Begin RECORDS FOR THIS TASK

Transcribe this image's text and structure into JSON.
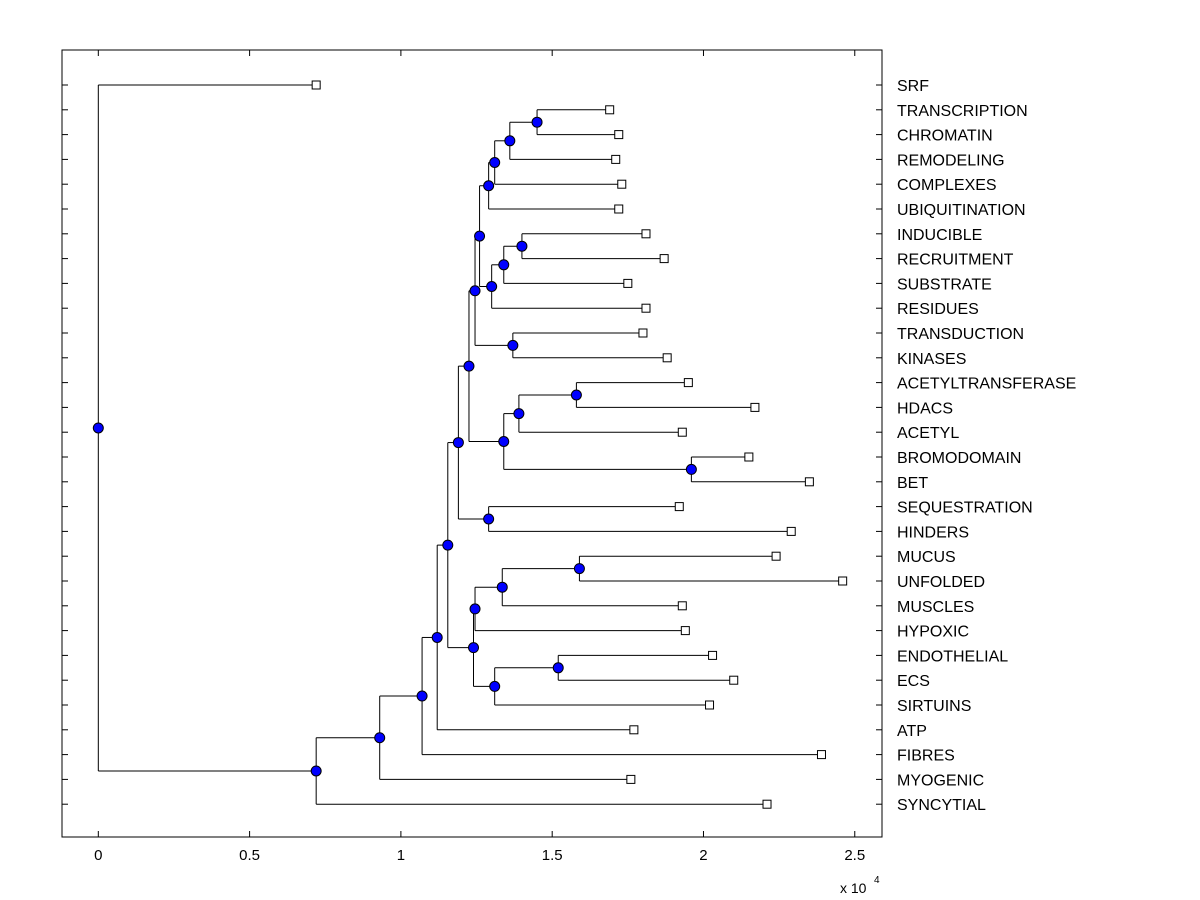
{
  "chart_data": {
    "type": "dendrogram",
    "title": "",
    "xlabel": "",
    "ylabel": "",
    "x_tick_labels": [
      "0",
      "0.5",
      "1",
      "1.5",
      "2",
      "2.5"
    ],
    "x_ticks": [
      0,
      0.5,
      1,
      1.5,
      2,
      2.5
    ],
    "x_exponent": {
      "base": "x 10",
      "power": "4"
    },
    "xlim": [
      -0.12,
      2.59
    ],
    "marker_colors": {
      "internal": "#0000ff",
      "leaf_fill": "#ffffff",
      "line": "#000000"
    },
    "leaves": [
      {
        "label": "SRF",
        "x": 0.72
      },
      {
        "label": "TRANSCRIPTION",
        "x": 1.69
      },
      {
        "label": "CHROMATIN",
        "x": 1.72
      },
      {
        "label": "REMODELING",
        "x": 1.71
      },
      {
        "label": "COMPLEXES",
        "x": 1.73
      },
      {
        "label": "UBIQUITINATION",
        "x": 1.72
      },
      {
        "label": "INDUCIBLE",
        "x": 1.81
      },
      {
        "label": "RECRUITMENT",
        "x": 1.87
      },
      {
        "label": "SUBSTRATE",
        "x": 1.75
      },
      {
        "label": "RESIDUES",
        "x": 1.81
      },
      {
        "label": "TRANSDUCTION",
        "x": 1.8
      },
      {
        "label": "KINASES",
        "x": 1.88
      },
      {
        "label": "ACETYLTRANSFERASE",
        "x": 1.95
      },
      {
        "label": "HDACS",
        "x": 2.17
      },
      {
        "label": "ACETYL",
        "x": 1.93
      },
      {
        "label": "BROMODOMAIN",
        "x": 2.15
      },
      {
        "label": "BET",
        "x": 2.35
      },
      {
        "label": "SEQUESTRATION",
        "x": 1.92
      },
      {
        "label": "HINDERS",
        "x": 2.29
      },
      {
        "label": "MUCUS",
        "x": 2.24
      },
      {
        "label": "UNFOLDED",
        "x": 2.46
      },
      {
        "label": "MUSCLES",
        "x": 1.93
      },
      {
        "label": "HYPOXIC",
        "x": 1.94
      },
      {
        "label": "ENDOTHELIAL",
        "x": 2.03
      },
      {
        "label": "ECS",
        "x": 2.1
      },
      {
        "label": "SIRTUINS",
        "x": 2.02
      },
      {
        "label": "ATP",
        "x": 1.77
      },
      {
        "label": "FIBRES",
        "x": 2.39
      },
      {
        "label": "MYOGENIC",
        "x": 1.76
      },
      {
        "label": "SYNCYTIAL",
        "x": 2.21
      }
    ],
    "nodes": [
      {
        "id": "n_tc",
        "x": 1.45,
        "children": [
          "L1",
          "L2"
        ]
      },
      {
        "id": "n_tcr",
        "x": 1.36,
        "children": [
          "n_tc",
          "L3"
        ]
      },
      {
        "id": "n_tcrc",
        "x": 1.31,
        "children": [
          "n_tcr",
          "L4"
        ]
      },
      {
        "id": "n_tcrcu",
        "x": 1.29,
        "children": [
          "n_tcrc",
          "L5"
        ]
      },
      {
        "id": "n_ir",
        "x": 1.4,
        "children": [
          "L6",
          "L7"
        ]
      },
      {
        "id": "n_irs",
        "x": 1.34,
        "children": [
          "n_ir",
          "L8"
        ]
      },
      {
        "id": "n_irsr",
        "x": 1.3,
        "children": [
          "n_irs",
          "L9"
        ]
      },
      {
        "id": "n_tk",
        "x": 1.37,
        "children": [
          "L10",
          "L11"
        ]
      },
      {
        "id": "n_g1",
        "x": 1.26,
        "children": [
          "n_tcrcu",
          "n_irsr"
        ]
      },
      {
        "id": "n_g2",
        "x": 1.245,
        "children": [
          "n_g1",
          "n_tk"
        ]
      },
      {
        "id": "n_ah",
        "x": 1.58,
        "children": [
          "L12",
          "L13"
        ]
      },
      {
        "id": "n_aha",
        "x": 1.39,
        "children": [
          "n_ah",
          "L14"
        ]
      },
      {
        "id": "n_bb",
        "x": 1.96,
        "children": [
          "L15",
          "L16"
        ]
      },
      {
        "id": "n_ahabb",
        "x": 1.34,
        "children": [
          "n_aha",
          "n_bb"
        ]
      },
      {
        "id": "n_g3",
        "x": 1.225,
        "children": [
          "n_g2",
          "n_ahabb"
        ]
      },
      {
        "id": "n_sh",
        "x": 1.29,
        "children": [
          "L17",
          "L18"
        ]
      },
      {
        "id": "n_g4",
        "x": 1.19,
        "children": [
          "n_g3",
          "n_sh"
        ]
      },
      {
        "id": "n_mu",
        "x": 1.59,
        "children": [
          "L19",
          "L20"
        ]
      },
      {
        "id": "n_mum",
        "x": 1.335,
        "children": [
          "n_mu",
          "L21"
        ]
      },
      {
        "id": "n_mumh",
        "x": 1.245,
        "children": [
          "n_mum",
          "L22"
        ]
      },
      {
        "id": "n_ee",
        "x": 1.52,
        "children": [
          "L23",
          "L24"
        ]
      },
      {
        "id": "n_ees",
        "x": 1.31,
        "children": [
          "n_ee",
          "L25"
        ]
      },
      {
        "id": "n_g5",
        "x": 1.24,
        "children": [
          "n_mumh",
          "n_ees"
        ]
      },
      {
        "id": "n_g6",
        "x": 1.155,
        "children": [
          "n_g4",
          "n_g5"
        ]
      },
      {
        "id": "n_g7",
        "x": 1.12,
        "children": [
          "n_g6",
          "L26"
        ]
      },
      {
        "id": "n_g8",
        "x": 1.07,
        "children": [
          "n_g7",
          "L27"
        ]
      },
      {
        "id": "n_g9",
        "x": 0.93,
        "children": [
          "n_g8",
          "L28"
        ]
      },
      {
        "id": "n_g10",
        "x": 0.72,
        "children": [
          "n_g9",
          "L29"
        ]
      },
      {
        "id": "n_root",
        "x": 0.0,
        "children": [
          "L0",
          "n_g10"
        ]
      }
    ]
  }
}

End RECORDS FOR THIS TASK

* WHAT IS EXPECTED
Copy out all the records exactly, excluding pictures.

* SOLUTION FOR THIS PROBLEM
Transcribe this image's text and structure into JSON.
{
  "chart_data": {
    "type": "dendrogram",
    "title": "",
    "xlabel": "",
    "ylabel": "",
    "x_tick_labels": [
      "0",
      "0.5",
      "1",
      "1.5",
      "2",
      "2.5"
    ],
    "x_ticks": [
      0,
      0.5,
      1,
      1.5,
      2,
      2.5
    ],
    "x_exponent": {
      "base": "x 10",
      "power": "4"
    },
    "xlim": [
      -0.12,
      2.59
    ],
    "marker_colors": {
      "internal": "#0000ff",
      "leaf_fill": "#ffffff",
      "line": "#000000"
    },
    "leaves": [
      {
        "label": "SRF",
        "x": 0.72
      },
      {
        "label": "TRANSCRIPTION",
        "x": 1.69
      },
      {
        "label": "CHROMATIN",
        "x": 1.72
      },
      {
        "label": "REMODELING",
        "x": 1.71
      },
      {
        "label": "COMPLEXES",
        "x": 1.73
      },
      {
        "label": "UBIQUITINATION",
        "x": 1.72
      },
      {
        "label": "INDUCIBLE",
        "x": 1.81
      },
      {
        "label": "RECRUITMENT",
        "x": 1.87
      },
      {
        "label": "SUBSTRATE",
        "x": 1.75
      },
      {
        "label": "RESIDUES",
        "x": 1.81
      },
      {
        "label": "TRANSDUCTION",
        "x": 1.8
      },
      {
        "label": "KINASES",
        "x": 1.88
      },
      {
        "label": "ACETYLTRANSFERASE",
        "x": 1.95
      },
      {
        "label": "HDACS",
        "x": 2.17
      },
      {
        "label": "ACETYL",
        "x": 1.93
      },
      {
        "label": "BROMODOMAIN",
        "x": 2.15
      },
      {
        "label": "BET",
        "x": 2.35
      },
      {
        "label": "SEQUESTRATION",
        "x": 1.92
      },
      {
        "label": "HINDERS",
        "x": 2.29
      },
      {
        "label": "MUCUS",
        "x": 2.24
      },
      {
        "label": "UNFOLDED",
        "x": 2.46
      },
      {
        "label": "MUSCLES",
        "x": 1.93
      },
      {
        "label": "HYPOXIC",
        "x": 1.94
      },
      {
        "label": "ENDOTHELIAL",
        "x": 2.03
      },
      {
        "label": "ECS",
        "x": 2.1
      },
      {
        "label": "SIRTUINS",
        "x": 2.02
      },
      {
        "label": "ATP",
        "x": 1.77
      },
      {
        "label": "FIBRES",
        "x": 2.39
      },
      {
        "label": "MYOGENIC",
        "x": 1.76
      },
      {
        "label": "SYNCYTIAL",
        "x": 2.21
      }
    ],
    "nodes": [
      {
        "id": "n_tc",
        "x": 1.45,
        "children": [
          "L1",
          "L2"
        ]
      },
      {
        "id": "n_tcr",
        "x": 1.36,
        "children": [
          "n_tc",
          "L3"
        ]
      },
      {
        "id": "n_tcrc",
        "x": 1.31,
        "children": [
          "n_tcr",
          "L4"
        ]
      },
      {
        "id": "n_tcrcu",
        "x": 1.29,
        "children": [
          "n_tcrc",
          "L5"
        ]
      },
      {
        "id": "n_ir",
        "x": 1.4,
        "children": [
          "L6",
          "L7"
        ]
      },
      {
        "id": "n_irs",
        "x": 1.34,
        "children": [
          "n_ir",
          "L8"
        ]
      },
      {
        "id": "n_irsr",
        "x": 1.3,
        "children": [
          "n_irs",
          "L9"
        ]
      },
      {
        "id": "n_tk",
        "x": 1.37,
        "children": [
          "L10",
          "L11"
        ]
      },
      {
        "id": "n_g1",
        "x": 1.26,
        "children": [
          "n_tcrcu",
          "n_irsr"
        ]
      },
      {
        "id": "n_g2",
        "x": 1.245,
        "children": [
          "n_g1",
          "n_tk"
        ]
      },
      {
        "id": "n_ah",
        "x": 1.58,
        "children": [
          "L12",
          "L13"
        ]
      },
      {
        "id": "n_aha",
        "x": 1.39,
        "children": [
          "n_ah",
          "L14"
        ]
      },
      {
        "id": "n_bb",
        "x": 1.96,
        "children": [
          "L15",
          "L16"
        ]
      },
      {
        "id": "n_ahabb",
        "x": 1.34,
        "children": [
          "n_aha",
          "n_bb"
        ]
      },
      {
        "id": "n_g3",
        "x": 1.225,
        "children": [
          "n_g2",
          "n_ahabb"
        ]
      },
      {
        "id": "n_sh",
        "x": 1.29,
        "children": [
          "L17",
          "L18"
        ]
      },
      {
        "id": "n_g4",
        "x": 1.19,
        "children": [
          "n_g3",
          "n_sh"
        ]
      },
      {
        "id": "n_mu",
        "x": 1.59,
        "children": [
          "L19",
          "L20"
        ]
      },
      {
        "id": "n_mum",
        "x": 1.335,
        "children": [
          "n_mu",
          "L21"
        ]
      },
      {
        "id": "n_mumh",
        "x": 1.245,
        "children": [
          "n_mum",
          "L22"
        ]
      },
      {
        "id": "n_ee",
        "x": 1.52,
        "children": [
          "L23",
          "L24"
        ]
      },
      {
        "id": "n_ees",
        "x": 1.31,
        "children": [
          "n_ee",
          "L25"
        ]
      },
      {
        "id": "n_g5",
        "x": 1.24,
        "children": [
          "n_mumh",
          "n_ees"
        ]
      },
      {
        "id": "n_g6",
        "x": 1.155,
        "children": [
          "n_g4",
          "n_g5"
        ]
      },
      {
        "id": "n_g7",
        "x": 1.12,
        "children": [
          "n_g6",
          "L26"
        ]
      },
      {
        "id": "n_g8",
        "x": 1.07,
        "children": [
          "n_g7",
          "L27"
        ]
      },
      {
        "id": "n_g9",
        "x": 0.93,
        "children": [
          "n_g8",
          "L28"
        ]
      },
      {
        "id": "n_g10",
        "x": 0.72,
        "children": [
          "n_g9",
          "L29"
        ]
      },
      {
        "id": "n_root",
        "x": 0.0,
        "children": [
          "L0",
          "n_g10"
        ]
      }
    ]
  }
}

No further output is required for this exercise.